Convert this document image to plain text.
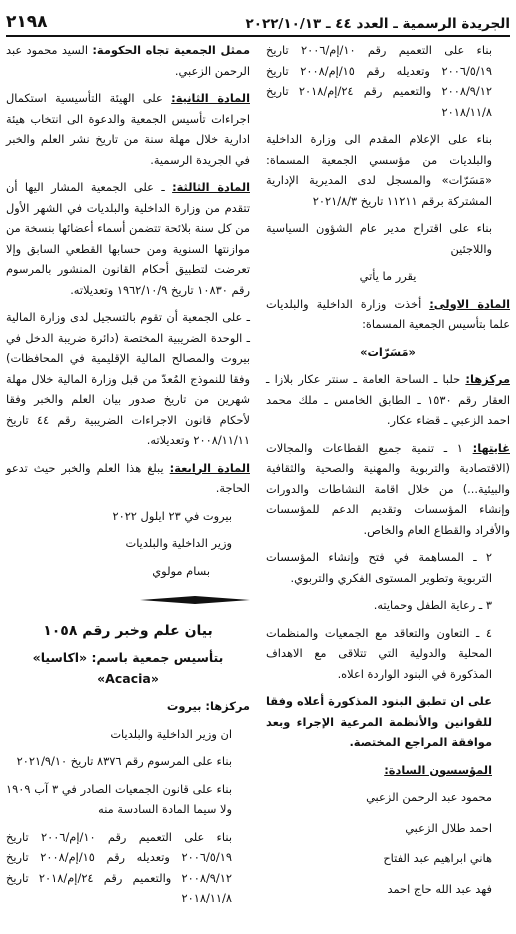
٢١٩٨	الجريدة الرسمية ـ العدد ٤٤ ـ ٢٠٢٢/١٠/١٣

بناء على التعميم رقم ١٠/إم/٢٠٠٦ تاريخ ٢٠٠٦/٥/١٩ وتعديله رقم ١٥/إم/٢٠٠٨ تاريخ ٢٠٠٨/٩/١٢ والتعميم رقم ٢٤/إم/٢٠١٨ تاريخ ٢٠١٨/١١/٨

بناء على الإعلام المقدم الى وزارة الداخلية والبلديات من مؤسسي الجمعية المسماة: «مَسَرّات» والمسجل لدى المديرية الإدارية المشتركة برقم ١١٢١١ تاريخ ٢٠٢١/٨/٣

بناء على اقتراح مدير عام الشؤون السياسية واللاجئين

يقرر ما يأتي

المادة الاولى: أخذت وزارة الداخلية والبلديات علما بتأسيس الجمعية المسماة:

«مَسَرّات»

مركزها: حلبا ـ الساحة العامة ـ سنتر عكار بلازا ـ العقار رقم ١٥٣٠ ـ الطابق الخامس ـ ملك محمد احمد الزعبي ـ قضاء عكار.

غايتها: ١ ـ تنمية جميع القطاعات والمجالات (الاقتصادية والتربوية والمهنية والصحية والثقافية والبيئية...) من خلال اقامة النشاطات والدورات وإنشاء المؤسسات وتقديم الدعم للمؤسسات والأفراد والقطاع العام والخاص.

٢ ـ المساهمة في فتح وإنشاء المؤسسات التربوية وتطوير المستوى الفكري والتربوي.

٣ ـ رعاية الطفل وحمايته.

٤ ـ التعاون والتعاقد مع الجمعيات والمنظمات المحلية والدولية التي تتلاقى مع الاهداف المذكورة في البنود الواردة اعلاه.

على ان تطبق البنود المذكورة أعلاه وفقا للقوانين والأنظمة المرعية الإجراء وبعد موافقة المراجع المختصة.

المؤسسون السادة:

محمود عبد الرحمن الزعبي

احمد طلال الزعبي

هاني ابراهيم عبد الفتاح

فهد عبد الله حاج احمد

ممثل الجمعية تجاه الحكومة: السيد محمود عبد الرحمن الزعبي.

المادة الثانية: على الهيئة التأسيسية استكمال اجراءات تأسيس الجمعية والدعوة الى انتخاب هيئة ادارية خلال مهلة سنة من تاريخ نشر العلم والخبر في الجريدة الرسمية.

المادة الثالثة: ـ على الجمعية المشار اليها أن تتقدم من وزارة الداخلية والبلديات في الشهر الأول من كل سنة بلائحة تتضمن أسماء أعضائها بنسخة من موازنتها السنوية ومن حسابها القطعي السابق وإلا تعرضت لتطبيق أحكام القانون المنشور بالمرسوم رقم ١٠٨٣٠ تاريخ ١٩٦٢/١٠/٩ وتعديلاته.

ـ على الجمعية أن تقوم بالتسجيل لدى وزارة المالية ـ الوحدة الضريبية المختصة (دائرة ضريبة الدخل في بيروت والمصالح المالية الإقليمية في المحافظات) وفقا للنموذج المُعدّ من قبل وزارة المالية خلال مهلة شهرين من تاريخ صدور بيان العلم والخبر وفقا لأحكام قانون الاجراءات الضريبية رقم ٤٤ تاريخ ٢٠٠٨/١١/١١ وتعديلاته.

المادة الرابعة: يبلغ هذا العلم والخبر حيث تدعو الحاجة.

بيروت في ٢٣ ايلول ٢٠٢٢

وزير الداخلية والبلديات

بسام مولوي

بيان علم وخبر رقم ١٠٥٨

بتأسيس جمعية باسم: «اكاسيا» «Acacia»

مركزها: بيروت

ان وزير الداخلية والبلديات

بناء على المرسوم رقم ٨٣٧٦ تاريخ ٢٠٢١/٩/١٠

بناء على قانون الجمعيات الصادر في ٣ آب ١٩٠٩ ولا سيما المادة السادسة منه

بناء على التعميم رقم ١٠/إم/٢٠٠٦ تاريخ ٢٠٠٦/٥/١٩ وتعديله رقم ١٥/إم/٢٠٠٨ تاريخ ٢٠٠٨/٩/١٢ والتعميم رقم ٢٤/إم/٢٠١٨ تاريخ ٢٠١٨/١١/٨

-- -- --

Leave out the pictures and return every record word for word.

Convert this document image to plain text.
٢١٩٨	الجريدة الرسمية ـ العدد ٤٤ ـ ٢٠٢٢/١٠/١٣

بناء على التعميم رقم ١٠/إم/٢٠٠٦ تاريخ ٢٠٠٦/٥/١٩ وتعديله رقم ١٥/إم/٢٠٠٨ تاريخ ٢٠٠٨/٩/١٢ والتعميم رقم ٢٤/إم/٢٠١٨ تاريخ ٢٠١٨/١١/٨

بناء على الإعلام المقدم الى وزارة الداخلية والبلديات من مؤسسي الجمعية المسماة: «مَسَرّات» والمسجل لدى المديرية الإدارية المشتركة برقم ١١٢١١ تاريخ ٢٠٢١/٨/٣

بناء على اقتراح مدير عام الشؤون السياسية واللاجئين

يقرر ما يأتي

المادة الاولى: أخذت وزارة الداخلية والبلديات علما بتأسيس الجمعية المسماة:

«مَسَرّات»

مركزها: حلبا ـ الساحة العامة ـ سنتر عكار بلازا ـ العقار رقم ١٥٣٠ ـ الطابق الخامس ـ ملك محمد احمد الزعبي ـ قضاء عكار.

غايتها: ١ ـ تنمية جميع القطاعات والمجالات (الاقتصادية والتربوية والمهنية والصحية والثقافية والبيئية...) من خلال اقامة النشاطات والدورات وإنشاء المؤسسات وتقديم الدعم للمؤسسات والأفراد والقطاع العام والخاص.

٢ ـ المساهمة في فتح وإنشاء المؤسسات التربوية وتطوير المستوى الفكري والتربوي.

٣ ـ رعاية الطفل وحمايته.

٤ ـ التعاون والتعاقد مع الجمعيات والمنظمات المحلية والدولية التي تتلاقى مع الاهداف المذكورة في البنود الواردة اعلاه.

على ان تطبق البنود المذكورة أعلاه وفقا للقوانين والأنظمة المرعية الإجراء وبعد موافقة المراجع المختصة.

المؤسسون السادة:

محمود عبد الرحمن الزعبي

احمد طلال الزعبي

هاني ابراهيم عبد الفتاح

فهد عبد الله حاج احمد

ممثل الجمعية تجاه الحكومة: السيد محمود عبد الرحمن الزعبي.

المادة الثانية: على الهيئة التأسيسية استكمال اجراءات تأسيس الجمعية والدعوة الى انتخاب هيئة ادارية خلال مهلة سنة من تاريخ نشر العلم والخبر في الجريدة الرسمية.

المادة الثالثة: ـ على الجمعية المشار اليها أن تتقدم من وزارة الداخلية والبلديات في الشهر الأول من كل سنة بلائحة تتضمن أسماء أعضائها بنسخة من موازنتها السنوية ومن حسابها القطعي السابق وإلا تعرضت لتطبيق أحكام القانون المنشور بالمرسوم رقم ١٠٨٣٠ تاريخ ١٩٦٢/١٠/٩ وتعديلاته.

ـ على الجمعية أن تقوم بالتسجيل لدى وزارة المالية ـ الوحدة الضريبية المختصة (دائرة ضريبة الدخل في بيروت والمصالح المالية الإقليمية في المحافظات) وفقا للنموذج المُعدّ من قبل وزارة المالية خلال مهلة شهرين من تاريخ صدور بيان العلم والخبر وفقا لأحكام قانون الاجراءات الضريبية رقم ٤٤ تاريخ ٢٠٠٨/١١/١١ وتعديلاته.

المادة الرابعة: يبلغ هذا العلم والخبر حيث تدعو الحاجة.

بيروت في ٢٣ ايلول ٢٠٢٢

وزير الداخلية والبلديات

بسام مولوي

بيان علم وخبر رقم ١٠٥٨

بتأسيس جمعية باسم: «اكاسيا» «Acacia»

مركزها: بيروت

ان وزير الداخلية والبلديات

بناء على المرسوم رقم ٨٣٧٦ تاريخ ٢٠٢١/٩/١٠

بناء على قانون الجمعيات الصادر في ٣ آب ١٩٠٩ ولا سيما المادة السادسة منه

بناء على التعميم رقم ١٠/إم/٢٠٠٦ تاريخ ٢٠٠٦/٥/١٩ وتعديله رقم ١٥/إم/٢٠٠٨ تاريخ ٢٠٠٨/٩/١٢ والتعميم رقم ٢٤/إم/٢٠١٨ تاريخ ٢٠١٨/١١/٨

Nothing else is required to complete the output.